-- TASK --
Search the material for "true" and show all lines that contain it.

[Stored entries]
_ _ _
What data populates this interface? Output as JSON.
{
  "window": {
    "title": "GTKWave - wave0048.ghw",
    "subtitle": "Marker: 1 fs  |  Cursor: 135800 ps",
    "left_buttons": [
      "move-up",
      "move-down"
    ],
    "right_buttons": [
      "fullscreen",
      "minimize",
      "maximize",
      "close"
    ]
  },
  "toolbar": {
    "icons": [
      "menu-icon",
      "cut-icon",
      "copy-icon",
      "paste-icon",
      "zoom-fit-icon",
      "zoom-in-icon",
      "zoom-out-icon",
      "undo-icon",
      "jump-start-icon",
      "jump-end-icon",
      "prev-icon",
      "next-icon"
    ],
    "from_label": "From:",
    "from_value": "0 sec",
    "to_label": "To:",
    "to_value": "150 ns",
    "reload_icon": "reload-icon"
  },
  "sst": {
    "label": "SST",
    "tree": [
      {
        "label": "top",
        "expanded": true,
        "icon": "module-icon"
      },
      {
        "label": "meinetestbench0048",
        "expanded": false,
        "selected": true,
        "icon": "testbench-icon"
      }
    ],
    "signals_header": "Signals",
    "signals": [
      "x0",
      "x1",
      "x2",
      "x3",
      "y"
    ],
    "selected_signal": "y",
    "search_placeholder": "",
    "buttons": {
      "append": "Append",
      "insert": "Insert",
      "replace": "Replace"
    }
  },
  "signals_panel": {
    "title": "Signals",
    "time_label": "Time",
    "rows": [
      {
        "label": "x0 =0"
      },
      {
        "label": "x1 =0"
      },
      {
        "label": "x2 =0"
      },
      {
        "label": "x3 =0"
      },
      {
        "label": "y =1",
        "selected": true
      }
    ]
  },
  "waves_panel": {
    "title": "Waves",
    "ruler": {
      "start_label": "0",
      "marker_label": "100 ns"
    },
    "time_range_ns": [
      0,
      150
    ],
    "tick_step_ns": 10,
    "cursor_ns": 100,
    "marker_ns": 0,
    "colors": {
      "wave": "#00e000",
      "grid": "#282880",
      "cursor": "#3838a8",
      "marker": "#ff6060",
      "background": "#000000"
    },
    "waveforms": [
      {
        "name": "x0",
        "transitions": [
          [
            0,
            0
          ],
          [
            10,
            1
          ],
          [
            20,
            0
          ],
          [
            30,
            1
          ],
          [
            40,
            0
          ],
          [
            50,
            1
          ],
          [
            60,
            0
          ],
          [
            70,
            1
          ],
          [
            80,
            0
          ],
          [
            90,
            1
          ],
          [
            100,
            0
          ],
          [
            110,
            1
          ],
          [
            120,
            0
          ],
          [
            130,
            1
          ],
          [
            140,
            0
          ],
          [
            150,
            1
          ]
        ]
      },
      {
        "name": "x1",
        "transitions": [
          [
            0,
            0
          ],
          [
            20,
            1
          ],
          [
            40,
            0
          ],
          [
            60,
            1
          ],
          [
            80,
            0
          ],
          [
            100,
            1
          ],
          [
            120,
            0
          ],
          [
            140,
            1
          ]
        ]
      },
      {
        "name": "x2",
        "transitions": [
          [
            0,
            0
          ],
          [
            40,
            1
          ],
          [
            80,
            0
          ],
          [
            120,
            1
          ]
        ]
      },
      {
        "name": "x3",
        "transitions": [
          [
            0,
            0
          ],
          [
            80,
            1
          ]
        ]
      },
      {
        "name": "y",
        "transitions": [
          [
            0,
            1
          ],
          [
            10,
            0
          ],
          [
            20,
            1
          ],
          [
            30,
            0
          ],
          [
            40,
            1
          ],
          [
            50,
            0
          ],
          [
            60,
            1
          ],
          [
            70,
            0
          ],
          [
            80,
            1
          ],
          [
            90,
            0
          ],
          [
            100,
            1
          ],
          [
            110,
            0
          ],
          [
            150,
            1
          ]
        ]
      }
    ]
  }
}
_ _ _
-- WRITTEN ANSWER --
        "expanded": true,
        "selected": true,
        "selected": true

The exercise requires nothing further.